■ Exercise task
The complete listing should be restated exactly.

■ Collected data
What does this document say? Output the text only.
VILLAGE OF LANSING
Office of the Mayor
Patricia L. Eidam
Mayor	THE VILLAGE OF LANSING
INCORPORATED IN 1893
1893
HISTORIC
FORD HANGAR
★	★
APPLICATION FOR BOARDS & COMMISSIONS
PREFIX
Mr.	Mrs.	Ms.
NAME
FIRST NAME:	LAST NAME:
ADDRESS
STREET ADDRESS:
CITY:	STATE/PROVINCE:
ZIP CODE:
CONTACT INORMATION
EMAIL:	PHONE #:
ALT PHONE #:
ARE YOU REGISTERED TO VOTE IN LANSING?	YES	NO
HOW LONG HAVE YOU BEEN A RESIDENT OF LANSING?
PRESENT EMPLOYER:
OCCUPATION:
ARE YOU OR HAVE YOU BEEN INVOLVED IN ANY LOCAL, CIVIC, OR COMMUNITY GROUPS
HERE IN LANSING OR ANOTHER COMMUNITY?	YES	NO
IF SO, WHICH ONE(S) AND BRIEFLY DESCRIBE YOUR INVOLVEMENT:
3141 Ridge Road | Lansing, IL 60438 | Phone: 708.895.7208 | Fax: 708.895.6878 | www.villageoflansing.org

■ Written answer
What does this document say? Output the text only.
VILLAGE OF LANSING
Office of the Mayor
Patricia L. Eidam
Mayor	THE VILLAGE OF LANSING
INCORPORATED IN 1893
1893
HISTORIC
FORD HANGAR
★	★
APPLICATION FOR BOARDS & COMMISSIONS
PREFIX
Mr.	Mrs.	Ms.
NAME
FIRST NAME:	LAST NAME:
ADDRESS
STREET ADDRESS:
CITY:	STATE/PROVINCE:
ZIP CODE:
CONTACT INORMATION
EMAIL:	PHONE #:
ALT PHONE #:
ARE YOU REGISTERED TO VOTE IN LANSING?	YES	NO
HOW LONG HAVE YOU BEEN A RESIDENT OF LANSING?
PRESENT EMPLOYER:
OCCUPATION:
ARE YOU OR HAVE YOU BEEN INVOLVED IN ANY LOCAL, CIVIC, OR COMMUNITY GROUPS
HERE IN LANSING OR ANOTHER COMMUNITY?	YES	NO
IF SO, WHICH ONE(S) AND BRIEFLY DESCRIBE YOUR INVOLVEMENT:
3141 Ridge Road | Lansing, IL 60438 | Phone: 708.895.7208 | Fax: 708.895.6878 | www.villageoflansing.org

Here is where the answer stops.